■ **Work to be completed**: Scan the data for lines with "samples" and report the count by itself.

#####

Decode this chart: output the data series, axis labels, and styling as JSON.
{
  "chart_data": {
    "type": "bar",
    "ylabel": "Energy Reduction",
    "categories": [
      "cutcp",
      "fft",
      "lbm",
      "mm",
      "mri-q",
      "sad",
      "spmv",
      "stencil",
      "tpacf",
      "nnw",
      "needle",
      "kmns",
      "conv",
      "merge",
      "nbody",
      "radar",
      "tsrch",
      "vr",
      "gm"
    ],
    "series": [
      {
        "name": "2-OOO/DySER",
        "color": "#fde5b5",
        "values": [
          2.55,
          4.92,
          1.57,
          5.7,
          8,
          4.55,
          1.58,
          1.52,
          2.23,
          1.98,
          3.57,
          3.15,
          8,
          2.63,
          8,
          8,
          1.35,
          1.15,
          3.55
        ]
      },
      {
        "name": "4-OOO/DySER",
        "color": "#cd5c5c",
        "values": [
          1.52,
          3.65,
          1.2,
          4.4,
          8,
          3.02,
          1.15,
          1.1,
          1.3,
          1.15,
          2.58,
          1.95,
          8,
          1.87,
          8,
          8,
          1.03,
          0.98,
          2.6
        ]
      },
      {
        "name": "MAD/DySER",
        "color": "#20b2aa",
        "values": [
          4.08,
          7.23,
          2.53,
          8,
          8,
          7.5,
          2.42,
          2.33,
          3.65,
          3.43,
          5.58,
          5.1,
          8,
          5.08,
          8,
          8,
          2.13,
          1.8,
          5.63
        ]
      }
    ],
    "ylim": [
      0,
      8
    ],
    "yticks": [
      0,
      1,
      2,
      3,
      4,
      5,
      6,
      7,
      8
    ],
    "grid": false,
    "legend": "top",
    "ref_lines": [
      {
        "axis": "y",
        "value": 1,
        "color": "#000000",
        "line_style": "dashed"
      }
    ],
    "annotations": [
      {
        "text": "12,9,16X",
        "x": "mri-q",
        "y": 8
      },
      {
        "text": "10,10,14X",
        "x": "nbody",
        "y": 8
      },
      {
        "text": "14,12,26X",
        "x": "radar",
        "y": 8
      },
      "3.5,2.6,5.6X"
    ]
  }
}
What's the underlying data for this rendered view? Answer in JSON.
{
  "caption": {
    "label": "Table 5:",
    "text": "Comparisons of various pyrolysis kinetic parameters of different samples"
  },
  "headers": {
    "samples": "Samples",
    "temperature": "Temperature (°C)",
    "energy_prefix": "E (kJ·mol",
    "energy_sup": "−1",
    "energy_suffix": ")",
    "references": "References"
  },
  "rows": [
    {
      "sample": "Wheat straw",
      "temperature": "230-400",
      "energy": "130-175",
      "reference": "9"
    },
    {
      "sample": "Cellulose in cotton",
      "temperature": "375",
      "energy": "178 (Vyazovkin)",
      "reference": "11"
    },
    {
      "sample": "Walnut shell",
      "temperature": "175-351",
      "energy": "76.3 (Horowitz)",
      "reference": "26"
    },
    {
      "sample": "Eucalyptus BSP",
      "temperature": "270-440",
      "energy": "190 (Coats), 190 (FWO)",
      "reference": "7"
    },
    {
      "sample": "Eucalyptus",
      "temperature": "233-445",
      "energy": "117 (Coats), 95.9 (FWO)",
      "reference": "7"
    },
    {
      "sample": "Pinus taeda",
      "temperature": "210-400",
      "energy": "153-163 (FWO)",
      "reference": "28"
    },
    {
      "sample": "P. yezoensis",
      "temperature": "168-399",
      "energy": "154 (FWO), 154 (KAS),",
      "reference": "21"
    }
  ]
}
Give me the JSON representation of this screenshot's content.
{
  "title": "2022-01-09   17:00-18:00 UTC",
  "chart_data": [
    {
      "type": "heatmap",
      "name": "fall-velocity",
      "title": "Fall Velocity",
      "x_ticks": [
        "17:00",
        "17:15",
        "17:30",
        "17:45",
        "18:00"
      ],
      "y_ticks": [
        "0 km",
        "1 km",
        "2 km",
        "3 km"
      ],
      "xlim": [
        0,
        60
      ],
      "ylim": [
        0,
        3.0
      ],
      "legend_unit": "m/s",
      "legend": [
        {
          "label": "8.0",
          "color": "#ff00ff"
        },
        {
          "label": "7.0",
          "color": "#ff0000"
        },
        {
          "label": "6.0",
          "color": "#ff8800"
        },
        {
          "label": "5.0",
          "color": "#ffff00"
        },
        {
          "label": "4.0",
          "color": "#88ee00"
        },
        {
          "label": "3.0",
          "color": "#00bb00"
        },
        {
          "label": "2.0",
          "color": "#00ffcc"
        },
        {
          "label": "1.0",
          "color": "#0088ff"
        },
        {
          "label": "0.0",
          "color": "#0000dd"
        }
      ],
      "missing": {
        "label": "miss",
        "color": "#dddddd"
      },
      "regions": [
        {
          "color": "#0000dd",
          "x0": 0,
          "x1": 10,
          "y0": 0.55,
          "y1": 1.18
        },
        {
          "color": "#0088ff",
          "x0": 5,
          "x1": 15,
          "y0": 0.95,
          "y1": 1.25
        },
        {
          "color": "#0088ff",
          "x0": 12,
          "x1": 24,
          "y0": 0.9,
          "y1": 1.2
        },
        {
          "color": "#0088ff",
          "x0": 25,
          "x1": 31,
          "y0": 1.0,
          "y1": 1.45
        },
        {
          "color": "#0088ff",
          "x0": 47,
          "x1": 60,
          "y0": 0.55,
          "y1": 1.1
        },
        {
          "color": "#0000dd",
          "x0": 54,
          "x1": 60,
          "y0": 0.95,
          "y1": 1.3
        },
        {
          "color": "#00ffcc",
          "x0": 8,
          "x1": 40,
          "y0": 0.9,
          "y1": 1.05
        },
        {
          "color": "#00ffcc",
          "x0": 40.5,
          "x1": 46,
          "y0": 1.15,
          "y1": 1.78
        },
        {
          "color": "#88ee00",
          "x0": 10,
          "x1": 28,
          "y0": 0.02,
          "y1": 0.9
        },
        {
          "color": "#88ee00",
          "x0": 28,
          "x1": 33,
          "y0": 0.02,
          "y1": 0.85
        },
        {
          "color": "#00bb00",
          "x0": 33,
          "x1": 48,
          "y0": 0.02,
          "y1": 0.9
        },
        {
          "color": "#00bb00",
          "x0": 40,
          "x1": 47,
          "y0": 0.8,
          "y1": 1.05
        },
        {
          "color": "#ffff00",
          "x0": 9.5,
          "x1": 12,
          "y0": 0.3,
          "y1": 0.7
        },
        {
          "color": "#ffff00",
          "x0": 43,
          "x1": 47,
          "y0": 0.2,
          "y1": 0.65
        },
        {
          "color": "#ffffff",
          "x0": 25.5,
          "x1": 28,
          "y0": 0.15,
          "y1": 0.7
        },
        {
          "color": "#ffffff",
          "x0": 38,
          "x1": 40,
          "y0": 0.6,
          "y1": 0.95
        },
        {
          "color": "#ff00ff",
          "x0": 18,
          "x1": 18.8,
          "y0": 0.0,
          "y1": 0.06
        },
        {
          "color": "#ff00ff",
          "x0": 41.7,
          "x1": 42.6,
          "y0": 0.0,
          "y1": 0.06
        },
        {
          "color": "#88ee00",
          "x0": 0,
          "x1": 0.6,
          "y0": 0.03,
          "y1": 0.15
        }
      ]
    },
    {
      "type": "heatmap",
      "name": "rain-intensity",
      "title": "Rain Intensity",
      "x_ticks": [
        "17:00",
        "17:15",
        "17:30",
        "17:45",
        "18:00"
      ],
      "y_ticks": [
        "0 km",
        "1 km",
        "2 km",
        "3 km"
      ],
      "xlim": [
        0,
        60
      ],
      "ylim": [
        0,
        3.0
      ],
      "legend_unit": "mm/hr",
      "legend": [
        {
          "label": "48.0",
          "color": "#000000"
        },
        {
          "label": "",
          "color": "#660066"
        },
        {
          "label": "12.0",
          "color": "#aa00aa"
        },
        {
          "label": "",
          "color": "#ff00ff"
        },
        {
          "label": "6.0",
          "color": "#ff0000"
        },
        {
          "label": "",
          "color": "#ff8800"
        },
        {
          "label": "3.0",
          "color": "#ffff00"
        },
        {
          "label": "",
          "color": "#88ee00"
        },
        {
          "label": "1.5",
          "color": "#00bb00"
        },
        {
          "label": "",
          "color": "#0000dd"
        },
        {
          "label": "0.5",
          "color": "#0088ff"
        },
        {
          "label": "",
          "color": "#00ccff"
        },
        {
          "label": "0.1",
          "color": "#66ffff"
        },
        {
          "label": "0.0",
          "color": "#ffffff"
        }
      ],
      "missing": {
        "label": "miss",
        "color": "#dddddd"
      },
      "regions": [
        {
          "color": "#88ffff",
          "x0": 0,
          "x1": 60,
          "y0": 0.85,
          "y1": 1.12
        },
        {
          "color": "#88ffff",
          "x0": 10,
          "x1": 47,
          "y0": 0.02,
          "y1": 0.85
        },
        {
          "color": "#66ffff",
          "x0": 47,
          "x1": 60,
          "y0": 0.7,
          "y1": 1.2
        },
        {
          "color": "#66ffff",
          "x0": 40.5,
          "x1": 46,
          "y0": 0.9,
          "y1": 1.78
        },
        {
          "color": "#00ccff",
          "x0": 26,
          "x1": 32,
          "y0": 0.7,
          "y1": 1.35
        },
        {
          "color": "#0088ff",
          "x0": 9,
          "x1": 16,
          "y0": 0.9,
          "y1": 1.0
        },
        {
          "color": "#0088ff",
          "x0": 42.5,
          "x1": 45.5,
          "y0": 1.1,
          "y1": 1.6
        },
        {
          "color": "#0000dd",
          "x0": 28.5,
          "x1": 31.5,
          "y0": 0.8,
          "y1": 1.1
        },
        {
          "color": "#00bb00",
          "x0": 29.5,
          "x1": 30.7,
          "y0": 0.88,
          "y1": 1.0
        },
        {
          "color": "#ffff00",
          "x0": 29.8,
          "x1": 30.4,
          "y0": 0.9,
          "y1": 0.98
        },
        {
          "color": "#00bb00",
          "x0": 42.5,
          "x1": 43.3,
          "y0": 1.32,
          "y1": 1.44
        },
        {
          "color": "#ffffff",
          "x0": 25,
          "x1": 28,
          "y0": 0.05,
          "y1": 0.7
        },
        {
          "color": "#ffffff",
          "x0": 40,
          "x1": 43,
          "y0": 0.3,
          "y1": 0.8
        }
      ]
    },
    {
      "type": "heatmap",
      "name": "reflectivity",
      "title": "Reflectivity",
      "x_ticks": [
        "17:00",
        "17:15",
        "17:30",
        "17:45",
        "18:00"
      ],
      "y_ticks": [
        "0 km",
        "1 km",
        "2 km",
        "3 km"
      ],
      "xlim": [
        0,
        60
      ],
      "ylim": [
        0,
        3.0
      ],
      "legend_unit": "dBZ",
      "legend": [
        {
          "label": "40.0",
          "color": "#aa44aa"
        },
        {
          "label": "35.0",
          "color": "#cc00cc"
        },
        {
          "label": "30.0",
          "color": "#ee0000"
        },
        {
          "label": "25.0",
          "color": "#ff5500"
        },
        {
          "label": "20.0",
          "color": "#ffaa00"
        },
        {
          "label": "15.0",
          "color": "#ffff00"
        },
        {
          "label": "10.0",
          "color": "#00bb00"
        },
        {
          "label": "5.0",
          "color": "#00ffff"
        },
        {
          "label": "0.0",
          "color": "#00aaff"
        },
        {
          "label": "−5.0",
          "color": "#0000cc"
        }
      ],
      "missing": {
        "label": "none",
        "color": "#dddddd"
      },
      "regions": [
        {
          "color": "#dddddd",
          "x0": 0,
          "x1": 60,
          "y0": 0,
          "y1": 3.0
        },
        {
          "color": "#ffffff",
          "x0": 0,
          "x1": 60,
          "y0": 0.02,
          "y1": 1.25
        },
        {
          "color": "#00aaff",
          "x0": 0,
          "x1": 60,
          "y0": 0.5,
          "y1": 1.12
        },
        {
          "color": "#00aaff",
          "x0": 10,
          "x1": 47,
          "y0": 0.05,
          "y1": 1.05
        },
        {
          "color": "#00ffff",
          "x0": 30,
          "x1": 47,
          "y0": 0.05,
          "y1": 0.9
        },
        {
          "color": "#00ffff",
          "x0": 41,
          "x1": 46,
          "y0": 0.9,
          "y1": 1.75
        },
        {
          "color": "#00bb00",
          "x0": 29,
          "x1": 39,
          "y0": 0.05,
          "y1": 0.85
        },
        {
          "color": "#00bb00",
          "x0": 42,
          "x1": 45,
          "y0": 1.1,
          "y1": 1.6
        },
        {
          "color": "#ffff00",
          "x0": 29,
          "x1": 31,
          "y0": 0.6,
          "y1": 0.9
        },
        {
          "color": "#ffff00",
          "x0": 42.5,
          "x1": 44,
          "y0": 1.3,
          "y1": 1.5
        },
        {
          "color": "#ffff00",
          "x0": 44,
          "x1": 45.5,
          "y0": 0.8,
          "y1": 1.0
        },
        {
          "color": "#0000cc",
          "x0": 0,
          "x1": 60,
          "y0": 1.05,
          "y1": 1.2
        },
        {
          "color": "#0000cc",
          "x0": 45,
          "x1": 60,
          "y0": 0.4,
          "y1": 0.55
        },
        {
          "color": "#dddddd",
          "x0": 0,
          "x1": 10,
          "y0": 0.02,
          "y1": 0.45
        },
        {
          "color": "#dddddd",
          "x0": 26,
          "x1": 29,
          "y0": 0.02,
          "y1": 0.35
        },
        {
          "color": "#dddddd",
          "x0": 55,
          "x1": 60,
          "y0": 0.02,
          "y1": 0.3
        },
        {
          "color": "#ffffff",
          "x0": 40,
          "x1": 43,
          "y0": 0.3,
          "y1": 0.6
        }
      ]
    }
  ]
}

#####

■ **Exercise output**: 2